We turn next to constructing all probabilities on \mathbb{R}. To do this we first need to construct at least one.

Theorem 5.5 (Lebesgue measure on [0,1]) There exists a unique probability measure P_0 on [0,1] with its Borel \sigma-algebra such that P([a,b])=b-a The measure P_0 is the distribution of the uniform random variable on [0,1] with PDF f(t)= \left\{ \begin{array}{cl} 1 & 0 \le x \le 1 \\ 0 & \text{otherwise} \end{array} \right. and CDF F(t) =\left\{ \begin{array}{cl} 0 & x\le 0 \\ x & 0 \le x \le 1 \\ 1 & x \ge 1 \end{array} \right.

Proof. Go and take Math 623….

Equipped with this we can now prove

Theorem 5.6 Any probability measure P on \mathbb{R} has the form P= P_0 \circ Q^{-1} where P_0 is the Lebesque measure on [0,1] and Q is the quantile function for F(t)=P((-\infty,t]).

Data collected

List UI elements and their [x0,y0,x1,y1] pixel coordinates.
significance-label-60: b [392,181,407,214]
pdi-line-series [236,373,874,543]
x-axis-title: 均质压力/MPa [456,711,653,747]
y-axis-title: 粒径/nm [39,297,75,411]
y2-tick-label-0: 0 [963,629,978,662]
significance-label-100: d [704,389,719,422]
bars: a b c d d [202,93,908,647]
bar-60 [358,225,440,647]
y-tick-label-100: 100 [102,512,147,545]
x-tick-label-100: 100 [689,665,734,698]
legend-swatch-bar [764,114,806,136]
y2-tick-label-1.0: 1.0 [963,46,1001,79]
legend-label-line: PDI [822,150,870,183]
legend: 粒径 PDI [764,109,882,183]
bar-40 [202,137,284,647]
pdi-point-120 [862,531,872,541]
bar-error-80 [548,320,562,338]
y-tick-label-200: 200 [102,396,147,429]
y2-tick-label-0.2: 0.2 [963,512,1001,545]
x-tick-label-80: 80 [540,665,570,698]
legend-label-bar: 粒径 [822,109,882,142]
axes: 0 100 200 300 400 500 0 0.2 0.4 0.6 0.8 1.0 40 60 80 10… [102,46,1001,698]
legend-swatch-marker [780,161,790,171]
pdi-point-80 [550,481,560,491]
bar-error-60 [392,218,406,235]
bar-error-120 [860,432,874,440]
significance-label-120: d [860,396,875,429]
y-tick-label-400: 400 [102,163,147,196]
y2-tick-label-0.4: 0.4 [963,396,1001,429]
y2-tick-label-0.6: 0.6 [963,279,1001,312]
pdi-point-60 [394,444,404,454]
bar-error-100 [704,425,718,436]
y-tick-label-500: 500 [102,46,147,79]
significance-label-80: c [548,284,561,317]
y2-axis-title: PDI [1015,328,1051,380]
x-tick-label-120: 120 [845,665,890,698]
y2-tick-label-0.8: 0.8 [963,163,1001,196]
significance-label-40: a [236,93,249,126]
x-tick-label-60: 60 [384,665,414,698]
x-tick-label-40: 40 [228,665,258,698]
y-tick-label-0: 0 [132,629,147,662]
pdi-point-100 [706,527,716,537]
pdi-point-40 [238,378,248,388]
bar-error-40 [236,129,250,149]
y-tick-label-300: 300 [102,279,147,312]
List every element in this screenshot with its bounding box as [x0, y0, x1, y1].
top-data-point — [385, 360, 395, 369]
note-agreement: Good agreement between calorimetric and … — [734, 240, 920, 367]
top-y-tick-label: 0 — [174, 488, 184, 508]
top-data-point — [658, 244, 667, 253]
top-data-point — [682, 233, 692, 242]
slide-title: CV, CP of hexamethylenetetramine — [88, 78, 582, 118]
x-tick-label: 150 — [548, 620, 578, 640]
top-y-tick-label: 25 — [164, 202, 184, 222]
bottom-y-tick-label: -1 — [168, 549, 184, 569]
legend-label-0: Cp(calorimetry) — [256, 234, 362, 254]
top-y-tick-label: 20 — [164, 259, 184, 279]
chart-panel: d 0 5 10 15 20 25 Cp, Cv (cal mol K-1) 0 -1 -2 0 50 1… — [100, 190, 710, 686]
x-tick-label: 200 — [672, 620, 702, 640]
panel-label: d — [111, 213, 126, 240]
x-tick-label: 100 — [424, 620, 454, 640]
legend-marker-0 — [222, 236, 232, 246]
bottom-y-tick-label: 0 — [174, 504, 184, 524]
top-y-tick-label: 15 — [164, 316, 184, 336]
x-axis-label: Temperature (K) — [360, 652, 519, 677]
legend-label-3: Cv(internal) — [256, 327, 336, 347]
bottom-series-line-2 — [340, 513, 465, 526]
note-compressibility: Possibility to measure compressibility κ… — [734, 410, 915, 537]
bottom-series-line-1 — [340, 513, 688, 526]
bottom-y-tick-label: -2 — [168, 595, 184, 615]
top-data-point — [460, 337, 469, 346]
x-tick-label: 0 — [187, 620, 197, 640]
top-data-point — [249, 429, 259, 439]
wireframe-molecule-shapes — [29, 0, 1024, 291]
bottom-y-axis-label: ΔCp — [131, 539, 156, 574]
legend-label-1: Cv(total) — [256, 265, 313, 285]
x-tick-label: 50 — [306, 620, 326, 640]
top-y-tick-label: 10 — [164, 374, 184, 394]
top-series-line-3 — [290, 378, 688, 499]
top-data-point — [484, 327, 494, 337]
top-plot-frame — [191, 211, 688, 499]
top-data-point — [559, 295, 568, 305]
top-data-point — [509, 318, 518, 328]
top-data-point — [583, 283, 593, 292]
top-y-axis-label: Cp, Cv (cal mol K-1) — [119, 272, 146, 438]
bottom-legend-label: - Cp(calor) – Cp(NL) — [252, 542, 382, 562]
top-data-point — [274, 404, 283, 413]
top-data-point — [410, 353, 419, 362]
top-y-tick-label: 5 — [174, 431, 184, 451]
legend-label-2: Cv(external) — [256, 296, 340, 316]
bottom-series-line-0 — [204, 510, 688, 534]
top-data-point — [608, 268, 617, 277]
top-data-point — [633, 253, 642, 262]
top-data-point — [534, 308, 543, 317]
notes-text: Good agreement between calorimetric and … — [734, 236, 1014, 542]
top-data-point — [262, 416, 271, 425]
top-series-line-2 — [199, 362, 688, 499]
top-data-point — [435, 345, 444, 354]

REQUIREMENTS
1 > Can you write out the part of the probability-measure passage starting at "We turn next" and ending at "take Math 623…."?
2 > Answer these questions about the probability-measure passage:
(a) Which course does the proof of Theorem 5.5 direct the reader to take?
(b) What value does the measure in Theorem 5.5 give to the interval [a,b]?
(c) In Theorem 5.6, what is Q?
3 > Proceed with the probability-measure passage, picking up after its final sentence.

RESPONSE LIST
1 >
We turn next to constructing all probabilities on \mathbb{R}. To do this we first need to construct at least one.

Theorem 5.5 (Lebesgue measure on [0,1]) There exists a unique probability measure P_0 on [0,1] with its Borel \sigma-algebra such that P([a,b])=b-a The measure P_0 is the distribution of the uniform random variable on [0,1] with PDF f(t)= \left\{ \begin{array}{cl} 1 & 0 \le x \le 1 \\ 0 & \text{otherwise} \end{array} \right. and CDF F(t) =\left\{ \begin{array}{cl} 0 & x\le 0 \\ x & 0 \le x \le 1 \\ 1 & x \ge 1 \end{array} \right.

Proof. Go and take Math 623….

2 >
(a) Math 623.
(b) b-a.
(c) The quantile function for F(t)=P((-\infty,t]).

3 >
Proof. By definition of the image measure (see) Theorem 5.4), P is a probaility measure, and from the fact that P_0( [0,a])=a we get \begin{aligned} P_0 \circ Q^{-1}( (-\infty, t]) & = P_0( \{p\,:\, Q(p) \le t\} ) \\ & = P_0( \{p\,:\, p \le F(t) \}) \\ & = F(t) \end{aligned} and we are done since the CDF determines the measure P uniquely. \quad \square

Another way to interpret this result is that we have constructed a probability space for any RV with a given CDF. Namely we constructed a probability space (here (\Omega,\mathcal{A},P)=([0,1],\mathcal{B},P_0)) (here P_0) is the Lebesgue measure on [0,1] and a map X=Q (the quantile function) with Q:[0,1] \to \mathbb{R}.

5.7 Simulation

In computers are built-in random number generators which generate a uniform RV on [0,1], that a RV whose distribution is P_0.

Inverse method to generate Random Variables:

To generate a RV X with PDF F(t):

Generate a random number U. If U=u
Set X=Q(u) where Q is the quantile function for X.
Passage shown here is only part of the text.